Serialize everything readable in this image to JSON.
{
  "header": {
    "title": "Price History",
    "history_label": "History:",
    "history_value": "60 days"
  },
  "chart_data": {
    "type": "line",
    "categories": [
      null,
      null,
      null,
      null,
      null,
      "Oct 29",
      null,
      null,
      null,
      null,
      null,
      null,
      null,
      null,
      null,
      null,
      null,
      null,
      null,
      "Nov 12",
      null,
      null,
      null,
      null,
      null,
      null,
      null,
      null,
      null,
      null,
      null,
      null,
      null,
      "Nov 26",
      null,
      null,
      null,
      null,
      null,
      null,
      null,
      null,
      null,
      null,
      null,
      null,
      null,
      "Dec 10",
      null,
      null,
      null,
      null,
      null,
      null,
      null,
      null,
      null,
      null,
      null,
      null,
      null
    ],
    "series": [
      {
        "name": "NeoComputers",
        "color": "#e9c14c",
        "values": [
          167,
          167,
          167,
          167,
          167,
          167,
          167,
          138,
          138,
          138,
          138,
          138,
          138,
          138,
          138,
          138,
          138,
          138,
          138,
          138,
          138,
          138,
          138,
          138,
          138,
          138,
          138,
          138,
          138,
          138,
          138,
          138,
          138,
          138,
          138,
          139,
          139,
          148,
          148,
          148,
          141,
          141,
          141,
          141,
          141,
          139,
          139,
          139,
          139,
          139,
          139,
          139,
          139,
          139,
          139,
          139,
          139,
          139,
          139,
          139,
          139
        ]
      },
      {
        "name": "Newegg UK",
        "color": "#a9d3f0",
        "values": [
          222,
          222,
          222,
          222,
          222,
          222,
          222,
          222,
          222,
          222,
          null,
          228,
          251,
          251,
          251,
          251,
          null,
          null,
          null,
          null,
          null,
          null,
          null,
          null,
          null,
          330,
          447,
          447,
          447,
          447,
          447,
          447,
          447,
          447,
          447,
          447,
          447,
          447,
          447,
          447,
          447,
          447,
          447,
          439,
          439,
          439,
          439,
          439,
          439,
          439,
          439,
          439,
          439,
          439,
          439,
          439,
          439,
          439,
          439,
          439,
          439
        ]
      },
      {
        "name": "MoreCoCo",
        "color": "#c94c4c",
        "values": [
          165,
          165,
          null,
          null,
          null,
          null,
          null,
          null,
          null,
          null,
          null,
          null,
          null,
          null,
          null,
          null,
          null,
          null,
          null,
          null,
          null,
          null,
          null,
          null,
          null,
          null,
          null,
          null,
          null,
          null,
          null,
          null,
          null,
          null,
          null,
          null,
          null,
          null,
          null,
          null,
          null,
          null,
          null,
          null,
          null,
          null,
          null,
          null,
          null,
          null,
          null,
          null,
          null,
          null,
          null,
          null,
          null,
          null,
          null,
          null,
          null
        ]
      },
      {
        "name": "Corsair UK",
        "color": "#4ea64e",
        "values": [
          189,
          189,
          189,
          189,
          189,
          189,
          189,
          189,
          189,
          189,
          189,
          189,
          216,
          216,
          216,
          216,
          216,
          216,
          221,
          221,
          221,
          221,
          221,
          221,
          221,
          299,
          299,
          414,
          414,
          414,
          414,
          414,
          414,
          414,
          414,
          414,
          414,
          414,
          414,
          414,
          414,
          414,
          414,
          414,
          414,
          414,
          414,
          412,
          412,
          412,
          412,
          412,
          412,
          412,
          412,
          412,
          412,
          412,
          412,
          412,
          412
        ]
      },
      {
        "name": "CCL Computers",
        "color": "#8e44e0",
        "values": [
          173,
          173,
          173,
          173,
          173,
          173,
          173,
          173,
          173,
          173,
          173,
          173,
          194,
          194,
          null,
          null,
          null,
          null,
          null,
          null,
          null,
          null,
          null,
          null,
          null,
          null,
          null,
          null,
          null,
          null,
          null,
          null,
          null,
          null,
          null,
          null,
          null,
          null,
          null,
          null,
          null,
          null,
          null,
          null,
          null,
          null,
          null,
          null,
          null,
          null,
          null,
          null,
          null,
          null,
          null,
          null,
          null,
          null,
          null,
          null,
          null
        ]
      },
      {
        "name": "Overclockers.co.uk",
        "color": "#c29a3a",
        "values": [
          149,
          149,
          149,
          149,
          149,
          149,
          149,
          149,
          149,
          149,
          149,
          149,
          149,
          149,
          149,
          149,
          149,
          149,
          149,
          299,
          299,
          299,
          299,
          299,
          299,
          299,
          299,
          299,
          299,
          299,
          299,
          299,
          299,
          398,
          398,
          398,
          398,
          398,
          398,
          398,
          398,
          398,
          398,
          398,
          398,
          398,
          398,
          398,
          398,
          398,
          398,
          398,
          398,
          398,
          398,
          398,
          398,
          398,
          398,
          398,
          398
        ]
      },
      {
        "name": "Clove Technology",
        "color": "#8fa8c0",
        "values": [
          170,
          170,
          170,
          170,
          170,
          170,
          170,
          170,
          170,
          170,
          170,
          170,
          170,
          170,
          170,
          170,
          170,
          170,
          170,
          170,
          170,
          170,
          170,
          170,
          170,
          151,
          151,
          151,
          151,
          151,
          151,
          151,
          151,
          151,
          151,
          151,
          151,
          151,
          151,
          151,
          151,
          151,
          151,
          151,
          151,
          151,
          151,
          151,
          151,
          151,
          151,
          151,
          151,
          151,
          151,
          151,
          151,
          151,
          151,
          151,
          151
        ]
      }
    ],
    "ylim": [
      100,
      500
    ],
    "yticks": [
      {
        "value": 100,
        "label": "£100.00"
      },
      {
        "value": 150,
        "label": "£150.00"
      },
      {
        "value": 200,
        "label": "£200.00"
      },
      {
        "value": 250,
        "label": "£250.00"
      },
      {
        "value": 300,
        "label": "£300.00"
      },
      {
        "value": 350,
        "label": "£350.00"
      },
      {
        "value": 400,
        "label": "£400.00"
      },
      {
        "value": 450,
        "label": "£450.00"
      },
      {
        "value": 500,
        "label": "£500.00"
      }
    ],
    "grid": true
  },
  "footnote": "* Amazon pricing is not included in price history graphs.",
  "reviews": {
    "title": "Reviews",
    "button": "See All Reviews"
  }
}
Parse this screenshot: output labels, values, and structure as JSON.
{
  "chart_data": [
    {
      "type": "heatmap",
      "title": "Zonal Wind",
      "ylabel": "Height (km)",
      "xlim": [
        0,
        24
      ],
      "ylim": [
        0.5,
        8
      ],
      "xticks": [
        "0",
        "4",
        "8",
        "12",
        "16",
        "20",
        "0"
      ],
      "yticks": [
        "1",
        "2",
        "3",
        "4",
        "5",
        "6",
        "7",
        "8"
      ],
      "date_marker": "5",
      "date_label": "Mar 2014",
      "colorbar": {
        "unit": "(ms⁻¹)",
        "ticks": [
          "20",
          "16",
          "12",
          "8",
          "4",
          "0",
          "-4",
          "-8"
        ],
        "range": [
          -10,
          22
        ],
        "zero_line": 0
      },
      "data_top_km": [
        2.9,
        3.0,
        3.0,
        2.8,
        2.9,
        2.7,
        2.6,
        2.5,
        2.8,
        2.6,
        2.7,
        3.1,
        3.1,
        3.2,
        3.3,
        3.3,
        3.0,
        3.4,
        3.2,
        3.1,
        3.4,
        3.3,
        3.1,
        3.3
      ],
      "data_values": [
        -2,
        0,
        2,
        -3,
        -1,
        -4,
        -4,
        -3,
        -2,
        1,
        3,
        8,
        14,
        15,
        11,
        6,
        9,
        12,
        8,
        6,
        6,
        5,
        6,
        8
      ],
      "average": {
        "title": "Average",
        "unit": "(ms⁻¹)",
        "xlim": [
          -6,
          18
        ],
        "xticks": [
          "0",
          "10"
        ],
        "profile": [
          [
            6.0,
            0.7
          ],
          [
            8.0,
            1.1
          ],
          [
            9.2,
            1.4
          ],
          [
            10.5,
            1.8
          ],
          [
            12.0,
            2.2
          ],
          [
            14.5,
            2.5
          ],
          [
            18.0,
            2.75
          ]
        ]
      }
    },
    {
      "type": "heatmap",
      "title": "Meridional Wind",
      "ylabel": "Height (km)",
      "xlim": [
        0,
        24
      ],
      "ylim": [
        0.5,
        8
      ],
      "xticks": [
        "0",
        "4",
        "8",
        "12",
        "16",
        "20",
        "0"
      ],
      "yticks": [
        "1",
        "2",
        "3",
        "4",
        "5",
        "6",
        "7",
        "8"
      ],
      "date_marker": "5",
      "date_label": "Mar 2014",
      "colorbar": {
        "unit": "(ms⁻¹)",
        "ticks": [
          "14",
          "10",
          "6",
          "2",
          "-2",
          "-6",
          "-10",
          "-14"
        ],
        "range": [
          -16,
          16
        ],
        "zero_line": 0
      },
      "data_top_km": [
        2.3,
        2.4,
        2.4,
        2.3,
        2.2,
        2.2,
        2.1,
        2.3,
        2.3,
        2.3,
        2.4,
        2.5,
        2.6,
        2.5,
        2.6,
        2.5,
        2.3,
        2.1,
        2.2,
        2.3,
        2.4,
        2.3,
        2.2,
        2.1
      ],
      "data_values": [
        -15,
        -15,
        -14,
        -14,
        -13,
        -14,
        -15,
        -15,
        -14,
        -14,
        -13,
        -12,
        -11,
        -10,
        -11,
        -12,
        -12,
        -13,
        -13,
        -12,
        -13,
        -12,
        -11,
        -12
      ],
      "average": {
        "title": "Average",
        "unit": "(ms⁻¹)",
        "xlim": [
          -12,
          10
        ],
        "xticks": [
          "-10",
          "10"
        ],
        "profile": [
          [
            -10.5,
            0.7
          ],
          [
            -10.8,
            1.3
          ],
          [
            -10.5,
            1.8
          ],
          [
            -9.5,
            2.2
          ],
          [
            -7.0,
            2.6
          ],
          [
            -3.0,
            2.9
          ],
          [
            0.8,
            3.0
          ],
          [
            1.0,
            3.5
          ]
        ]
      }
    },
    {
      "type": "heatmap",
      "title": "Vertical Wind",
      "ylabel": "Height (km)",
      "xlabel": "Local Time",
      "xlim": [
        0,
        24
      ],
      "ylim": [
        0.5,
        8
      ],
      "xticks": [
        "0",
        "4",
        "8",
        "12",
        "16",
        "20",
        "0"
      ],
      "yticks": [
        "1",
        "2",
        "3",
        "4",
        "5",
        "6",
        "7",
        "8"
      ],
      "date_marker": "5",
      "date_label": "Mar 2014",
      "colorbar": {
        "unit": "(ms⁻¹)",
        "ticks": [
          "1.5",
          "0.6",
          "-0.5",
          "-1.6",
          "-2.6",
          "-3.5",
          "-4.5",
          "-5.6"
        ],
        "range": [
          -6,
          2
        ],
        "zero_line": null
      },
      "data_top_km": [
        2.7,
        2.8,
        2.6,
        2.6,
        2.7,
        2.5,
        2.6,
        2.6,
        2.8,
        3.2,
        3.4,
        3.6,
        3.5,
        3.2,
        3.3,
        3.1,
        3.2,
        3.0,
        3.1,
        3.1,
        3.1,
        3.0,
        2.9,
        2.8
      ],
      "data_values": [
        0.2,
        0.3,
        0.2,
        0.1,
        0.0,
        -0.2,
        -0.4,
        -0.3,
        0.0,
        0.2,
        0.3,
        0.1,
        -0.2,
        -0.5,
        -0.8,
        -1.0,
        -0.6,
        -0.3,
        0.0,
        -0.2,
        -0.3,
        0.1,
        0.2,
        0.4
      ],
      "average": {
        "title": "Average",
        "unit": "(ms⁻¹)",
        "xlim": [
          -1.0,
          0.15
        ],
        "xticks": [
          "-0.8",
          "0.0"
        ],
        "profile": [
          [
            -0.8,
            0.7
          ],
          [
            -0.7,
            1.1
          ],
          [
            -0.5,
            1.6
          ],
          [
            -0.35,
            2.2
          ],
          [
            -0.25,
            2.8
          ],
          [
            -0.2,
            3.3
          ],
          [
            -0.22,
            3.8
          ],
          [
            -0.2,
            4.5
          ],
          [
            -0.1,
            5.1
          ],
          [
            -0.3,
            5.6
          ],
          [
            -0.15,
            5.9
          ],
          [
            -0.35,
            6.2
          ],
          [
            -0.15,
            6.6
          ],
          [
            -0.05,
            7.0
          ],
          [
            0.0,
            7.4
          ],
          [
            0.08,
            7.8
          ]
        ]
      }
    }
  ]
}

● Exercise description
In the entries above, find each line with the word "Wind" and copy it.

● Expected answer
      "title": "Zonal Wind",
      "title": "Meridional Wind",
      "title": "Vertical Wind",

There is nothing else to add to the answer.